* _PROVIDED DATA_
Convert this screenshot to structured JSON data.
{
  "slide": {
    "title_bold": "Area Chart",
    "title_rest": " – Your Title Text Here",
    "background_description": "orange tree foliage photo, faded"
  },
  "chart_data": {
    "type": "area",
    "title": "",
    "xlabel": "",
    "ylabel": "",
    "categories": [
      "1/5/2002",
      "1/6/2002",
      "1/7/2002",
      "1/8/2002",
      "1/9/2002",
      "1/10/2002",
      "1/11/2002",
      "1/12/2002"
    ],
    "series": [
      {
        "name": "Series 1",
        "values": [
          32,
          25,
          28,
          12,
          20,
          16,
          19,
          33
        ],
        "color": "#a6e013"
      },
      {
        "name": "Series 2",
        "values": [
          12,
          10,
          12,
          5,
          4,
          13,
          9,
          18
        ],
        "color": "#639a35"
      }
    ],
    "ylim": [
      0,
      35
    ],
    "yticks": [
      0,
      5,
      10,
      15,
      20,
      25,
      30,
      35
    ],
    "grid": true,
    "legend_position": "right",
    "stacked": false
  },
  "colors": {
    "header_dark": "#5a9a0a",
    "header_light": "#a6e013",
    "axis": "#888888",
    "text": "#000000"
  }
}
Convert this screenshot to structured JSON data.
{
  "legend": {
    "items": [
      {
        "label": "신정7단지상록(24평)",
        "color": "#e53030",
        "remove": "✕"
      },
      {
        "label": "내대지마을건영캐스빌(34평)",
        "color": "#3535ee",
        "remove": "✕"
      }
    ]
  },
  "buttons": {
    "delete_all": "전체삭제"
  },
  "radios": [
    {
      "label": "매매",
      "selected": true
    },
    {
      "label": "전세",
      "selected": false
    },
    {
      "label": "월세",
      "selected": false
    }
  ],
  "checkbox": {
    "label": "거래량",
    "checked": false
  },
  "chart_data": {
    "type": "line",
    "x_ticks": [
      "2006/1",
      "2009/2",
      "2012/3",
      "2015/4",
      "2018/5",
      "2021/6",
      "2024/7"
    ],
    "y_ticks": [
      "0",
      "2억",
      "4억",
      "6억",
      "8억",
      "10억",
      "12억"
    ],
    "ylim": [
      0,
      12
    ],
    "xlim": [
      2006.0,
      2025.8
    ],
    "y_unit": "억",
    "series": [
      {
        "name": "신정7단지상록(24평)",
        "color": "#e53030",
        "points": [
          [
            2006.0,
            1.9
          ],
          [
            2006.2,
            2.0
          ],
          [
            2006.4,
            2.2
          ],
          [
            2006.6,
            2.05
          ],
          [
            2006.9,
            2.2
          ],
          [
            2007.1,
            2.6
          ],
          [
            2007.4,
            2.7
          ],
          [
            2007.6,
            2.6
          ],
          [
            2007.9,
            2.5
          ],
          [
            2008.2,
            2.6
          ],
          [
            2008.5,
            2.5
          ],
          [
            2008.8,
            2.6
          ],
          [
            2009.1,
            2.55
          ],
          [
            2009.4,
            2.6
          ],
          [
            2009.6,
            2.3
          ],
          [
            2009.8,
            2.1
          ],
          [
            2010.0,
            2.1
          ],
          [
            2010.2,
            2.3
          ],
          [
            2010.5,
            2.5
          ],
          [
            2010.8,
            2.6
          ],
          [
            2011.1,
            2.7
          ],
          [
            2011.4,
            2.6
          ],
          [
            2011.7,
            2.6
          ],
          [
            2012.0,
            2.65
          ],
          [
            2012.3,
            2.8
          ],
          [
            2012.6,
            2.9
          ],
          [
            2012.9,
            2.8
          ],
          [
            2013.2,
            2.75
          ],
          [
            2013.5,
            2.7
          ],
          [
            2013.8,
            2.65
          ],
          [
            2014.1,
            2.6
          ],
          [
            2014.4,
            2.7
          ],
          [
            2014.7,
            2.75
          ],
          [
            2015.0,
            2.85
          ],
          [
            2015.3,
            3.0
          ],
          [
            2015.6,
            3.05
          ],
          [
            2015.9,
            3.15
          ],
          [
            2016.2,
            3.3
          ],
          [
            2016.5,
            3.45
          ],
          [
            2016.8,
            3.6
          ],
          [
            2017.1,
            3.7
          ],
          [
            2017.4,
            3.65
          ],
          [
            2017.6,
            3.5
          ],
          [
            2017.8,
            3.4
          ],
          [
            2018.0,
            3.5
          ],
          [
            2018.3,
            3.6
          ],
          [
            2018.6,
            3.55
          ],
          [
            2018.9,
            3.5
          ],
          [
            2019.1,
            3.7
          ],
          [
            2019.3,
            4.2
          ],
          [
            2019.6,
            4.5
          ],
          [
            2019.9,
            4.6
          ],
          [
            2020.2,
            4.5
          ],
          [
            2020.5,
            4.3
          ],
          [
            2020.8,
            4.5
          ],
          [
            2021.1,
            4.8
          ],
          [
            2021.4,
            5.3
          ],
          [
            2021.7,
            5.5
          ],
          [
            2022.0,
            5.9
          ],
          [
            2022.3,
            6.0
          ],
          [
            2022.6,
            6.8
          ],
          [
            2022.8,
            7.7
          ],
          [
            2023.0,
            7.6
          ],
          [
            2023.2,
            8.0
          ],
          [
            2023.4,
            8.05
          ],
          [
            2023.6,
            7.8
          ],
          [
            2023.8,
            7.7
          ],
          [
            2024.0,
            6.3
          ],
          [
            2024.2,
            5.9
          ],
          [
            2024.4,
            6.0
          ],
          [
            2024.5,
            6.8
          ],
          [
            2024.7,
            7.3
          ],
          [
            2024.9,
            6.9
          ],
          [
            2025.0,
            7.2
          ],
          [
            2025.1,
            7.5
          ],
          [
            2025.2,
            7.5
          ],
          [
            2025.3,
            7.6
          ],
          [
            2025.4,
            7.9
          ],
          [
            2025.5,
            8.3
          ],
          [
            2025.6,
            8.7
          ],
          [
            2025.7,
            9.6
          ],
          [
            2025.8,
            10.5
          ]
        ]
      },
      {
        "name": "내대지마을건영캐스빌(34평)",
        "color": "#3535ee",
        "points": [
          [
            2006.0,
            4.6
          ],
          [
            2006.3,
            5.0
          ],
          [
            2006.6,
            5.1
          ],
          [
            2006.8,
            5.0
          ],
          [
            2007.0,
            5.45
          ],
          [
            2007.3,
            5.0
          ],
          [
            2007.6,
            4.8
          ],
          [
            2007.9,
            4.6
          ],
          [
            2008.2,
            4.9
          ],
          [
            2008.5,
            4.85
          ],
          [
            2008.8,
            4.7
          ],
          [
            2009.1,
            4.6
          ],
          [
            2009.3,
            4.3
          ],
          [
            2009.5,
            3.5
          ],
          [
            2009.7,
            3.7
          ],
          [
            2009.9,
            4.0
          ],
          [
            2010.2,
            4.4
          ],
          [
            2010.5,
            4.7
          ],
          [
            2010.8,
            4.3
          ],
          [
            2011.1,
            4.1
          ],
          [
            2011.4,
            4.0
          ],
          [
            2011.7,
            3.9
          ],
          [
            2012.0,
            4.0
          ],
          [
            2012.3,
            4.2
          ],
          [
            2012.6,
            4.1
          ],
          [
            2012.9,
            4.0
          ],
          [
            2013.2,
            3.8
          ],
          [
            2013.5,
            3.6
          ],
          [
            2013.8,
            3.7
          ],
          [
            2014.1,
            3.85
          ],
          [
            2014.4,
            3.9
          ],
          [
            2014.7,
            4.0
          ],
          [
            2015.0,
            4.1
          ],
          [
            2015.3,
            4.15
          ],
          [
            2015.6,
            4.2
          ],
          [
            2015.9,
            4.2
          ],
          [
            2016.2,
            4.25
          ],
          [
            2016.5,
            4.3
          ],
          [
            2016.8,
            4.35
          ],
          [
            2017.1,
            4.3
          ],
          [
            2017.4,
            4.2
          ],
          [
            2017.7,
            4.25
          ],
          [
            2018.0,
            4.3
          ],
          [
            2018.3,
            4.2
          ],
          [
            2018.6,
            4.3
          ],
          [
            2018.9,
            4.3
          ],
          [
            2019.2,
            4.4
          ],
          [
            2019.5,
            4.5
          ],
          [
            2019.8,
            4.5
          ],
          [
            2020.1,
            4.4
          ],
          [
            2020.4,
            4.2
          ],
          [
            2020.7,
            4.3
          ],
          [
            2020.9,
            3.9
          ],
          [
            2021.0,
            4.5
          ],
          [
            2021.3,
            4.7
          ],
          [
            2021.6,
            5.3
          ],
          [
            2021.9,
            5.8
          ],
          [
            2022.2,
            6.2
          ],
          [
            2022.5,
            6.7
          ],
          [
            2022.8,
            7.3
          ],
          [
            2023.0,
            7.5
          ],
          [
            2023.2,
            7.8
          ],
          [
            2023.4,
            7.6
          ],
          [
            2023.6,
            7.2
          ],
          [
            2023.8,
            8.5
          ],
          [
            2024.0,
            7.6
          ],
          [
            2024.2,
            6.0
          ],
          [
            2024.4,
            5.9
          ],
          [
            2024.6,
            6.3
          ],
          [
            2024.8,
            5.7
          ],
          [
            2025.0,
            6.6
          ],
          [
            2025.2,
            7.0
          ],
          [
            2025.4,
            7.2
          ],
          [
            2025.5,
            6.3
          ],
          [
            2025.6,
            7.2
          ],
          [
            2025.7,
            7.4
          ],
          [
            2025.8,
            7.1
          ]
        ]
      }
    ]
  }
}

* _TASK INSTRUCTIONS_
Report the number of lines in the listing where the string "false" appears, and nothing besides.

* _ANSWER TO THE PROBLEM_
4